— Problem description —
The listing must be reproduced in full, exactly as it stands.

— Data shown —
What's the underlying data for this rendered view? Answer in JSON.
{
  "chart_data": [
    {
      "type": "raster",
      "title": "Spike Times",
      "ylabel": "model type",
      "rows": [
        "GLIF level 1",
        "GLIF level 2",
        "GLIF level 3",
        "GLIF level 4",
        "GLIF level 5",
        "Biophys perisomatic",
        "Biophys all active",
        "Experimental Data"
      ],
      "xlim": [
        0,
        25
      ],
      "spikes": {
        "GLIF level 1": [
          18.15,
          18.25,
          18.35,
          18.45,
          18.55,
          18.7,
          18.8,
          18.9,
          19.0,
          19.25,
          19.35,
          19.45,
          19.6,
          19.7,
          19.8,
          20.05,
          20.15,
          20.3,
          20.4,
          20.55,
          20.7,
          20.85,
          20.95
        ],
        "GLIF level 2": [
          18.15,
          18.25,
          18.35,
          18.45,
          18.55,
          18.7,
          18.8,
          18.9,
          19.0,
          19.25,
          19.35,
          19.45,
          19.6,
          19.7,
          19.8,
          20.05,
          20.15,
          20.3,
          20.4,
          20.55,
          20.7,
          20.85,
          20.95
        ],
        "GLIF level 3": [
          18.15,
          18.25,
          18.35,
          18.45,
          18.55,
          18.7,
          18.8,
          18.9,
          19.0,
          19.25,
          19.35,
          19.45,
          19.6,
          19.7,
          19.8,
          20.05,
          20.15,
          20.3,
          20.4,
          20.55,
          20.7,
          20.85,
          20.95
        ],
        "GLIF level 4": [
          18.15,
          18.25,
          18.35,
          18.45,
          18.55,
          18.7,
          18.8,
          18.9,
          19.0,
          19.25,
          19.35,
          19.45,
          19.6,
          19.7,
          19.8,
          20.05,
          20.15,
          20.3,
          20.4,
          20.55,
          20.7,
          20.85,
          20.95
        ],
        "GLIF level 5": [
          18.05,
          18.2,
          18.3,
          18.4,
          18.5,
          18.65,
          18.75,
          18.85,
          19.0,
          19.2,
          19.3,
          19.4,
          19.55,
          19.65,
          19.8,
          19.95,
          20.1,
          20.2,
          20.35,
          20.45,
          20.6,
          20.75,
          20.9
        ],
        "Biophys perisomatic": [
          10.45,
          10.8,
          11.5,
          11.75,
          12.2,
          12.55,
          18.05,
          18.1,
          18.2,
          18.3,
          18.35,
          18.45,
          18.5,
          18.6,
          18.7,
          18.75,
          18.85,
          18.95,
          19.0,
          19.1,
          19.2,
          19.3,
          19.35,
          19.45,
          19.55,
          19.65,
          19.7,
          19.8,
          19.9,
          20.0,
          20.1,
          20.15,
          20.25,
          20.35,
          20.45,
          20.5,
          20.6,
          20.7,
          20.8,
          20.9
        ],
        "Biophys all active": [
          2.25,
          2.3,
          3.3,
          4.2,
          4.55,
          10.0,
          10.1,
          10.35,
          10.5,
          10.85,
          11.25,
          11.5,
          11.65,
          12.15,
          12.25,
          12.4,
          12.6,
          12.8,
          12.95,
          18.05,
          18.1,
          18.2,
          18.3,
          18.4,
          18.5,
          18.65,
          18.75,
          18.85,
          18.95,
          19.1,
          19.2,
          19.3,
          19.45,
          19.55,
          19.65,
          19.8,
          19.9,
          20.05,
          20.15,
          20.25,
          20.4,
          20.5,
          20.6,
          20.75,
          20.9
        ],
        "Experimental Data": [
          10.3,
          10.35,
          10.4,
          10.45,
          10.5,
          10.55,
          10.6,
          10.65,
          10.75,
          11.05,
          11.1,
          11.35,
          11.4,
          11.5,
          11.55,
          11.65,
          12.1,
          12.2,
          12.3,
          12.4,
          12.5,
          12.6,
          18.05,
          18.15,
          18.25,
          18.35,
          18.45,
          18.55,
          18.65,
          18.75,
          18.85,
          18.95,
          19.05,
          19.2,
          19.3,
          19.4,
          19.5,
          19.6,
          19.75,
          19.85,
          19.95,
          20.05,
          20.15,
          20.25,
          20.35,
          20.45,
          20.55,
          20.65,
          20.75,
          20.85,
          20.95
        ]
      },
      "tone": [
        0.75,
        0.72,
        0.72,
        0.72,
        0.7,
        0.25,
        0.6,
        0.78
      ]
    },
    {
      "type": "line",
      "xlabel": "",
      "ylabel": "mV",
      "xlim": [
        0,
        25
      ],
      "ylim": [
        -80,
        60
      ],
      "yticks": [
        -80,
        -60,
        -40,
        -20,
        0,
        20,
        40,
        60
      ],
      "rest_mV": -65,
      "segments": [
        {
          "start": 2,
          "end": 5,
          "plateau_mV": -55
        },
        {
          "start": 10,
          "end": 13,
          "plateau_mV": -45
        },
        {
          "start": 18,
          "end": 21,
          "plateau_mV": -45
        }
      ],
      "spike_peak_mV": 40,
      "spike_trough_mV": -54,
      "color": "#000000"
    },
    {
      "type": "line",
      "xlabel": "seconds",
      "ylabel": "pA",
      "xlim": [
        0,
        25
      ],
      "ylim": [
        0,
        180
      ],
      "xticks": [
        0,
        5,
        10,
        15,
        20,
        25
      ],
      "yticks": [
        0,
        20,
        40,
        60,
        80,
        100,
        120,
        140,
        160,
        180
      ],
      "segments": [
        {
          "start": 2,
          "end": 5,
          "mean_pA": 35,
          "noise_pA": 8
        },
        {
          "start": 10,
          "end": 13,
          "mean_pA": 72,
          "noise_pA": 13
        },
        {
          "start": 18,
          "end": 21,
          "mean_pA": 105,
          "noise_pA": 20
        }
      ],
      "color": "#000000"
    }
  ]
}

— Finished task —
What's the underlying data for this rendered view? Answer in JSON.
{
  "chart_data": [
    {
      "type": "raster",
      "title": "Spike Times",
      "ylabel": "model type",
      "rows": [
        "GLIF level 1",
        "GLIF level 2",
        "GLIF level 3",
        "GLIF level 4",
        "GLIF level 5",
        "Biophys perisomatic",
        "Biophys all active",
        "Experimental Data"
      ],
      "xlim": [
        0,
        25
      ],
      "spikes": {
        "GLIF level 1": [
          18.15,
          18.25,
          18.35,
          18.45,
          18.55,
          18.7,
          18.8,
          18.9,
          19.0,
          19.25,
          19.35,
          19.45,
          19.6,
          19.7,
          19.8,
          20.05,
          20.15,
          20.3,
          20.4,
          20.55,
          20.7,
          20.85,
          20.95
        ],
        "GLIF level 2": [
          18.15,
          18.25,
          18.35,
          18.45,
          18.55,
          18.7,
          18.8,
          18.9,
          19.0,
          19.25,
          19.35,
          19.45,
          19.6,
          19.7,
          19.8,
          20.05,
          20.15,
          20.3,
          20.4,
          20.55,
          20.7,
          20.85,
          20.95
        ],
        "GLIF level 3": [
          18.15,
          18.25,
          18.35,
          18.45,
          18.55,
          18.7,
          18.8,
          18.9,
          19.0,
          19.25,
          19.35,
          19.45,
          19.6,
          19.7,
          19.8,
          20.05,
          20.15,
          20.3,
          20.4,
          20.55,
          20.7,
          20.85,
          20.95
        ],
        "GLIF level 4": [
          18.15,
          18.25,
          18.35,
          18.45,
          18.55,
          18.7,
          18.8,
          18.9,
          19.0,
          19.25,
          19.35,
          19.45,
          19.6,
          19.7,
          19.8,
          20.05,
          20.15,
          20.3,
          20.4,
          20.55,
          20.7,
          20.85,
          20.95
        ],
        "GLIF level 5": [
          18.05,
          18.2,
          18.3,
          18.4,
          18.5,
          18.65,
          18.75,
          18.85,
          19.0,
          19.2,
          19.3,
          19.4,
          19.55,
          19.65,
          19.8,
          19.95,
          20.1,
          20.2,
          20.35,
          20.45,
          20.6,
          20.75,
          20.9
        ],
        "Biophys perisomatic": [
          10.45,
          10.8,
          11.5,
          11.75,
          12.2,
          12.55,
          18.05,
          18.1,
          18.2,
          18.3,
          18.35,
          18.45,
          18.5,
          18.6,
          18.7,
          18.75,
          18.85,
          18.95,
          19.0,
          19.1,
          19.2,
          19.3,
          19.35,
          19.45,
          19.55,
          19.65,
          19.7,
          19.8,
          19.9,
          20.0,
          20.1,
          20.15,
          20.25,
          20.35,
          20.45,
          20.5,
          20.6,
          20.7,
          20.8,
          20.9
        ],
        "Biophys all active": [
          2.25,
          2.3,
          3.3,
          4.2,
          4.55,
          10.0,
          10.1,
          10.35,
          10.5,
          10.85,
          11.25,
          11.5,
          11.65,
          12.15,
          12.25,
          12.4,
          12.6,
          12.8,
          12.95,
          18.05,
          18.1,
          18.2,
          18.3,
          18.4,
          18.5,
          18.65,
          18.75,
          18.85,
          18.95,
          19.1,
          19.2,
          19.3,
          19.45,
          19.55,
          19.65,
          19.8,
          19.9,
          20.05,
          20.15,
          20.25,
          20.4,
          20.5,
          20.6,
          20.75,
          20.9
        ],
        "Experimental Data": [
          10.3,
          10.35,
          10.4,
          10.45,
          10.5,
          10.55,
          10.6,
          10.65,
          10.75,
          11.05,
          11.1,
          11.35,
          11.4,
          11.5,
          11.55,
          11.65,
          12.1,
          12.2,
          12.3,
          12.4,
          12.5,
          12.6,
          18.05,
          18.15,
          18.25,
          18.35,
          18.45,
          18.55,
          18.65,
          18.75,
          18.85,
          18.95,
          19.05,
          19.2,
          19.3,
          19.4,
          19.5,
          19.6,
          19.75,
          19.85,
          19.95,
          20.05,
          20.15,
          20.25,
          20.35,
          20.45,
          20.55,
          20.65,
          20.75,
          20.85,
          20.95
        ]
      },
      "tone": [
        0.75,
        0.72,
        0.72,
        0.72,
        0.7,
        0.25,
        0.6,
        0.78
      ]
    },
    {
      "type": "line",
      "xlabel": "",
      "ylabel": "mV",
      "xlim": [
        0,
        25
      ],
      "ylim": [
        -80,
        60
      ],
      "yticks": [
        -80,
        -60,
        -40,
        -20,
        0,
        20,
        40,
        60
      ],
      "rest_mV": -65,
      "segments": [
        {
          "start": 2,
          "end": 5,
          "plateau_mV": -55
        },
        {
          "start": 10,
          "end": 13,
          "plateau_mV": -45
        },
        {
          "start": 18,
          "end": 21,
          "plateau_mV": -45
        }
      ],
      "spike_peak_mV": 40,
      "spike_trough_mV": -54,
      "color": "#000000"
    },
    {
      "type": "line",
      "xlabel": "seconds",
      "ylabel": "pA",
      "xlim": [
        0,
        25
      ],
      "ylim": [
        0,
        180
      ],
      "xticks": [
        0,
        5,
        10,
        15,
        20,
        25
      ],
      "yticks": [
        0,
        20,
        40,
        60,
        80,
        100,
        120,
        140,
        160,
        180
      ],
      "segments": [
        {
          "start": 2,
          "end": 5,
          "mean_pA": 35,
          "noise_pA": 8
        },
        {
          "start": 10,
          "end": 13,
          "mean_pA": 72,
          "noise_pA": 13
        },
        {
          "start": 18,
          "end": 21,
          "mean_pA": 105,
          "noise_pA": 20
        }
      ],
      "color": "#000000"
    }
  ]
}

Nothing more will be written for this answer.